### What is required
Write the listing below out again exactly, dropping the images.

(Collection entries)
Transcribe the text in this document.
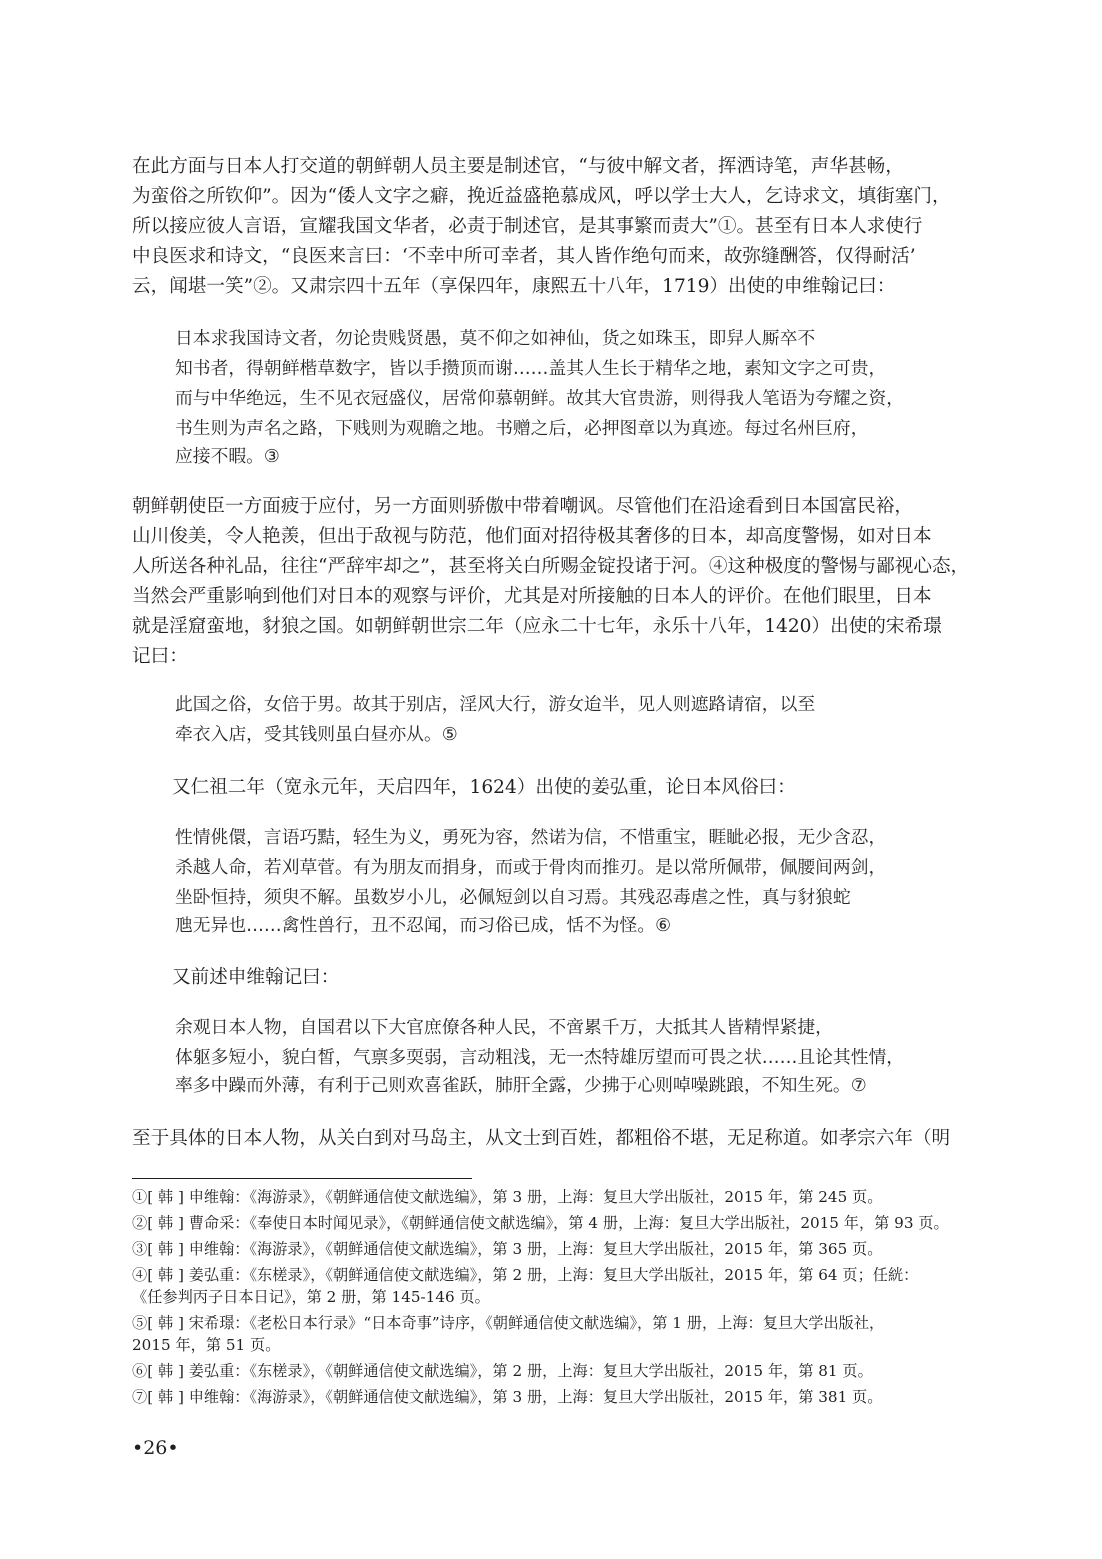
在此方面与日本人打交道的朝鲜朝人员主要是制述官，“与彼中解文者，挥洒诗笔，声华甚畅，
为蛮俗之所钦仰”。因为“倭人文字之癖，挽近益盛艳慕成风，呼以学士大人，乞诗求文，填街塞门，
所以接应彼人言语，宣耀我国文华者，必责于制述官，是其事繁而责大”①。甚至有日本人求使行
中良医求和诗文，“良医来言曰：‘不幸中所可幸者，其人皆作绝句而来，故弥缝酬答，仅得耐活’
云，闻堪一笑”②。又肃宗四十五年（享保四年，康熙五十八年，1719）出使的申维翰记曰：
日本求我国诗文者，勿论贵贱贤愚，莫不仰之如神仙，货之如珠玉，即舁人厮卒不
知书者，得朝鲜楷草数字，皆以手攒顶而谢……盖其人生长于精华之地，素知文字之可贵，
而与中华绝远，生不见衣冠盛仪，居常仰慕朝鲜。故其大官贵游，则得我人笔语为夸耀之资，
书生则为声名之路，下贱则为观瞻之地。书赠之后，必押图章以为真迹。每过名州巨府，
应接不暇。③
朝鲜朝使臣一方面疲于应付，另一方面则骄傲中带着嘲讽。尽管他们在沿途看到日本国富民裕，
山川俊美，令人艳羡，但出于敌视与防范，他们面对招待极其奢侈的日本，却高度警惕，如对日本
人所送各种礼品，往往“严辞牢却之”，甚至将关白所赐金锭投诸于河。④这种极度的警惕与鄙视心态，
当然会严重影响到他们对日本的观察与评价，尤其是对所接触的日本人的评价。在他们眼里，日本
就是淫窟蛮地，豺狼之国。如朝鲜朝世宗二年（应永二十七年，永乐十八年，1420）出使的宋希璟
记曰：
此国之俗，女倍于男。故其于别店，淫风大行，游女迨半，见人则遮路请宿，以至
牵衣入店，受其钱则虽白昼亦从。⑤
又仁祖二年（宽永元年，天启四年，1624）出使的姜弘重，论日本风俗曰：
性情佻儇，言语巧黠，轻生为义，勇死为容，然诺为信，不惜重宝，睚眦必报，无少含忍，
杀越人命，若刈草菅。有为朋友而捐身，而或于骨肉而推刃。是以常所佩带，佩腰间两剑，
坐卧恒持，须臾不解。虽数岁小儿，必佩短剑以自习焉。其残忍毒虐之性，真与豺狼蛇
虺无异也……禽性兽行，丑不忍闻，而习俗已成，恬不为怪。⑥
又前述申维翰记曰：
余观日本人物，自国君以下大官庶僚各种人民，不啻累千万，大抵其人皆精悍紧捷，
体躯多短小，貌白皙，气禀多耎弱，言动粗浅，无一杰特雄厉望而可畏之状……且论其性情，
率多中躁而外薄，有利于己则欢喜雀跃，肺肝全露，少拂于心则啅噪跳踉，不知生死。⑦
至于具体的日本人物，从关白到对马岛主，从文士到百姓，都粗俗不堪，无足称道。如孝宗六年（明
①[ 韩 ] 申维翰：《海游录》，《朝鲜通信使文献选编》，第 3 册，上海：复旦大学出版社，2015 年，第 245 页。
②[ 韩 ] 曹命采：《奉使日本时闻见录》，《朝鲜通信使文献选编》，第 4 册，上海：复旦大学出版社，2015 年，第 93 页。
③[ 韩 ] 申维翰：《海游录》，《朝鲜通信使文献选编》，第 3 册，上海：复旦大学出版社，2015 年，第 365 页。
④[ 韩 ] 姜弘重：《东槎录》，《朝鲜通信使文献选编》，第 2 册，上海：复旦大学出版社，2015 年，第 64 页；任絖：
《任参判丙子日本日记》，第 2 册，第 145-146 页。
⑤[ 韩 ] 宋希璟：《老松日本行录》“日本奇事”诗序，《朝鲜通信使文献选编》，第 1 册，上海：复旦大学出版社，
2015 年，第 51 页。
⑥[ 韩 ] 姜弘重：《东槎录》，《朝鲜通信使文献选编》，第 2 册，上海：复旦大学出版社，2015 年，第 81 页。
⑦[ 韩 ] 申维翰：《海游录》，《朝鲜通信使文献选编》，第 3 册，上海：复旦大学出版社，2015 年，第 381 页。
•26•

### Task response
Transcribe the text in this document.
在此方面与日本人打交道的朝鲜朝人员主要是制述官，“与彼中解文者，挥洒诗笔，声华甚畅，
为蛮俗之所钦仰”。因为“倭人文字之癖，挽近益盛艳慕成风，呼以学士大人，乞诗求文，填街塞门，
所以接应彼人言语，宣耀我国文华者，必责于制述官，是其事繁而责大”①。甚至有日本人求使行
中良医求和诗文，“良医来言曰：‘不幸中所可幸者，其人皆作绝句而来，故弥缝酬答，仅得耐活’
云，闻堪一笑”②。又肃宗四十五年（享保四年，康熙五十八年，1719）出使的申维翰记曰：
日本求我国诗文者，勿论贵贱贤愚，莫不仰之如神仙，货之如珠玉，即舁人厮卒不
知书者，得朝鲜楷草数字，皆以手攒顶而谢……盖其人生长于精华之地，素知文字之可贵，
而与中华绝远，生不见衣冠盛仪，居常仰慕朝鲜。故其大官贵游，则得我人笔语为夸耀之资，
书生则为声名之路，下贱则为观瞻之地。书赠之后，必押图章以为真迹。每过名州巨府，
应接不暇。③
朝鲜朝使臣一方面疲于应付，另一方面则骄傲中带着嘲讽。尽管他们在沿途看到日本国富民裕，
山川俊美，令人艳羡，但出于敌视与防范，他们面对招待极其奢侈的日本，却高度警惕，如对日本
人所送各种礼品，往往“严辞牢却之”，甚至将关白所赐金锭投诸于河。④这种极度的警惕与鄙视心态，
当然会严重影响到他们对日本的观察与评价，尤其是对所接触的日本人的评价。在他们眼里，日本
就是淫窟蛮地，豺狼之国。如朝鲜朝世宗二年（应永二十七年，永乐十八年，1420）出使的宋希璟
记曰：
此国之俗，女倍于男。故其于别店，淫风大行，游女迨半，见人则遮路请宿，以至
牵衣入店，受其钱则虽白昼亦从。⑤
又仁祖二年（宽永元年，天启四年，1624）出使的姜弘重，论日本风俗曰：
性情佻儇，言语巧黠，轻生为义，勇死为容，然诺为信，不惜重宝，睚眦必报，无少含忍，
杀越人命，若刈草菅。有为朋友而捐身，而或于骨肉而推刃。是以常所佩带，佩腰间两剑，
坐卧恒持，须臾不解。虽数岁小儿，必佩短剑以自习焉。其残忍毒虐之性，真与豺狼蛇
虺无异也……禽性兽行，丑不忍闻，而习俗已成，恬不为怪。⑥
又前述申维翰记曰：
余观日本人物，自国君以下大官庶僚各种人民，不啻累千万，大抵其人皆精悍紧捷，
体躯多短小，貌白皙，气禀多耎弱，言动粗浅，无一杰特雄厉望而可畏之状……且论其性情，
率多中躁而外薄，有利于己则欢喜雀跃，肺肝全露，少拂于心则啅噪跳踉，不知生死。⑦
至于具体的日本人物，从关白到对马岛主，从文士到百姓，都粗俗不堪，无足称道。如孝宗六年（明
①[ 韩 ] 申维翰：《海游录》，《朝鲜通信使文献选编》，第 3 册，上海：复旦大学出版社，2015 年，第 245 页。
②[ 韩 ] 曹命采：《奉使日本时闻见录》，《朝鲜通信使文献选编》，第 4 册，上海：复旦大学出版社，2015 年，第 93 页。
③[ 韩 ] 申维翰：《海游录》，《朝鲜通信使文献选编》，第 3 册，上海：复旦大学出版社，2015 年，第 365 页。
④[ 韩 ] 姜弘重：《东槎录》，《朝鲜通信使文献选编》，第 2 册，上海：复旦大学出版社，2015 年，第 64 页；任絖：
《任参判丙子日本日记》，第 2 册，第 145-146 页。
⑤[ 韩 ] 宋希璟：《老松日本行录》“日本奇事”诗序，《朝鲜通信使文献选编》，第 1 册，上海：复旦大学出版社，
2015 年，第 51 页。
⑥[ 韩 ] 姜弘重：《东槎录》，《朝鲜通信使文献选编》，第 2 册，上海：复旦大学出版社，2015 年，第 81 页。
⑦[ 韩 ] 申维翰：《海游录》，《朝鲜通信使文献选编》，第 3 册，上海：复旦大学出版社，2015 年，第 381 页。
•26•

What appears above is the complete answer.